Task description - Please print every line from the one containing "What data populates" through the last line of the records below, exactly as written and nothing more.

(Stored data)
-- Begin --

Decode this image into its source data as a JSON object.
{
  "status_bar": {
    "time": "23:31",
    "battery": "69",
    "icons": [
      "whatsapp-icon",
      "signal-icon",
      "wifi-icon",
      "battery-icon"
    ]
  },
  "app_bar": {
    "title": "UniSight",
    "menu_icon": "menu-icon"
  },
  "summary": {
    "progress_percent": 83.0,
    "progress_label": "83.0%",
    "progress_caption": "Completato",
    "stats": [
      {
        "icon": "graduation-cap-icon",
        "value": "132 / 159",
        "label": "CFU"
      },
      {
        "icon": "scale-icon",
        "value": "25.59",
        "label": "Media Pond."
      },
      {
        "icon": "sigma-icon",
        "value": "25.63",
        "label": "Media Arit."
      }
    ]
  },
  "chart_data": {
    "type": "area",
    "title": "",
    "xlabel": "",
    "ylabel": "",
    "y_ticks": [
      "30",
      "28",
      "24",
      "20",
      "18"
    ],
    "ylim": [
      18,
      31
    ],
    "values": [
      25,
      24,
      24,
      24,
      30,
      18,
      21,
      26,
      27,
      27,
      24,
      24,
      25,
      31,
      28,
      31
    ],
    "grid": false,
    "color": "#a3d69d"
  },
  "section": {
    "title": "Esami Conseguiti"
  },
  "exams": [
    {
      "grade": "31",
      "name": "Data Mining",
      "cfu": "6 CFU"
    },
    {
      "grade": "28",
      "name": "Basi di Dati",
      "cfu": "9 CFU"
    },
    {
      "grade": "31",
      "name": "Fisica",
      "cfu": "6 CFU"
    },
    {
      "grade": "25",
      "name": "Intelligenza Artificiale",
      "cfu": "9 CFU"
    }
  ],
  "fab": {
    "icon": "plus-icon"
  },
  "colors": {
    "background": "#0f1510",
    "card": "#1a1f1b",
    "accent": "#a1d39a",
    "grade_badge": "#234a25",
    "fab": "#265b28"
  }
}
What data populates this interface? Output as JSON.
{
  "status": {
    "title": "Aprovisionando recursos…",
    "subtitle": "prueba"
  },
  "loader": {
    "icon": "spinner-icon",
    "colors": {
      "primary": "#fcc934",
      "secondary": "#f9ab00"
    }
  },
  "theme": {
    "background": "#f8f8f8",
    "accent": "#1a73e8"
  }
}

-- End --

Solution below -
What data populates this interface? Output as JSON.
{
  "status": {
    "title": "Aprovisionando recursos…",
    "subtitle": "prueba"
  },
  "loader": {
    "icon": "spinner-icon",
    "colors": {
      "primary": "#fcc934",
      "secondary": "#f9ab00"
    }
  },
  "theme": {
    "background": "#f8f8f8",
    "accent": "#1a73e8"
  }
}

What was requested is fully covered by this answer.